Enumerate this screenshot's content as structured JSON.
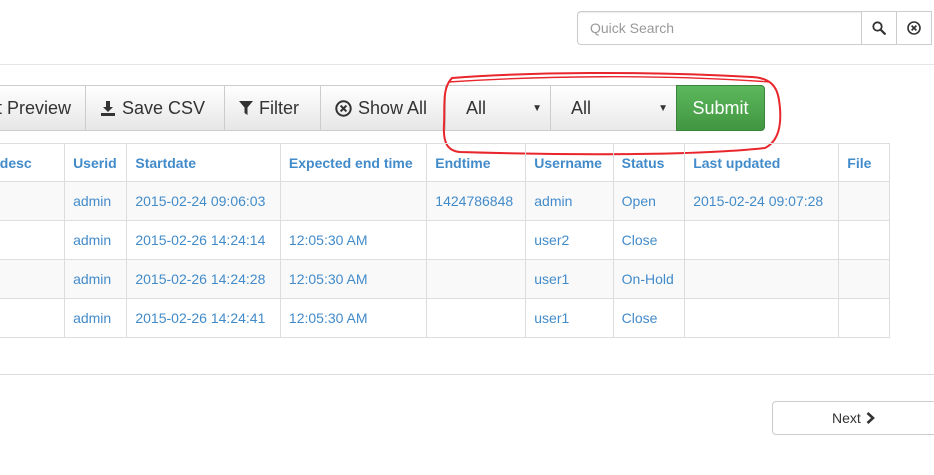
{
  "search": {
    "placeholder": "Quick Search",
    "search_icon": "search-icon",
    "clear_icon": "clear-circle-icon"
  },
  "toolbar": {
    "preview_label": "t Preview",
    "save_csv_label": "Save CSV",
    "filter_label": "Filter",
    "show_all_label": "Show All",
    "select1_value": "All",
    "select2_value": "All",
    "submit_label": "Submit"
  },
  "annotation_color": "#e8262c",
  "table": {
    "headers": [
      "Task desc",
      "Userid",
      "Startdate",
      "Expected end time",
      "Endtime",
      "Username",
      "Status",
      "Last updated",
      "File"
    ],
    "rows": [
      [
        "",
        "admin",
        "2015-02-24 09:06:03",
        "",
        "1424786848",
        "admin",
        "Open",
        "2015-02-24 09:07:28",
        ""
      ],
      [
        "",
        "admin",
        "2015-02-26 14:24:14",
        "12:05:30 AM",
        "",
        "user2",
        "Close",
        "",
        ""
      ],
      [
        "",
        "admin",
        "2015-02-26 14:24:28",
        "12:05:30 AM",
        "",
        "user1",
        "On-Hold",
        "",
        ""
      ],
      [
        "",
        "admin",
        "2015-02-26 14:24:41",
        "12:05:30 AM",
        "",
        "user1",
        "Close",
        "",
        ""
      ]
    ]
  },
  "pager": {
    "next_label": "Next"
  }
}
☆ ☆ ☆ ☆ ☆
# [The problem]
From the records given above, reproduce all text exactly and exclude each picture.

# [Full output]
Enumerate this screenshot's content as structured JSON.
{
  "search": {
    "placeholder": "Quick Search",
    "search_icon": "search-icon",
    "clear_icon": "clear-circle-icon"
  },
  "toolbar": {
    "preview_label": "t Preview",
    "save_csv_label": "Save CSV",
    "filter_label": "Filter",
    "show_all_label": "Show All",
    "select1_value": "All",
    "select2_value": "All",
    "submit_label": "Submit"
  },
  "annotation_color": "#e8262c",
  "table": {
    "headers": [
      "Task desc",
      "Userid",
      "Startdate",
      "Expected end time",
      "Endtime",
      "Username",
      "Status",
      "Last updated",
      "File"
    ],
    "rows": [
      [
        "",
        "admin",
        "2015-02-24 09:06:03",
        "",
        "1424786848",
        "admin",
        "Open",
        "2015-02-24 09:07:28",
        ""
      ],
      [
        "",
        "admin",
        "2015-02-26 14:24:14",
        "12:05:30 AM",
        "",
        "user2",
        "Close",
        "",
        ""
      ],
      [
        "",
        "admin",
        "2015-02-26 14:24:28",
        "12:05:30 AM",
        "",
        "user1",
        "On-Hold",
        "",
        ""
      ],
      [
        "",
        "admin",
        "2015-02-26 14:24:41",
        "12:05:30 AM",
        "",
        "user1",
        "Close",
        "",
        ""
      ]
    ]
  },
  "pager": {
    "next_label": "Next"
  }
}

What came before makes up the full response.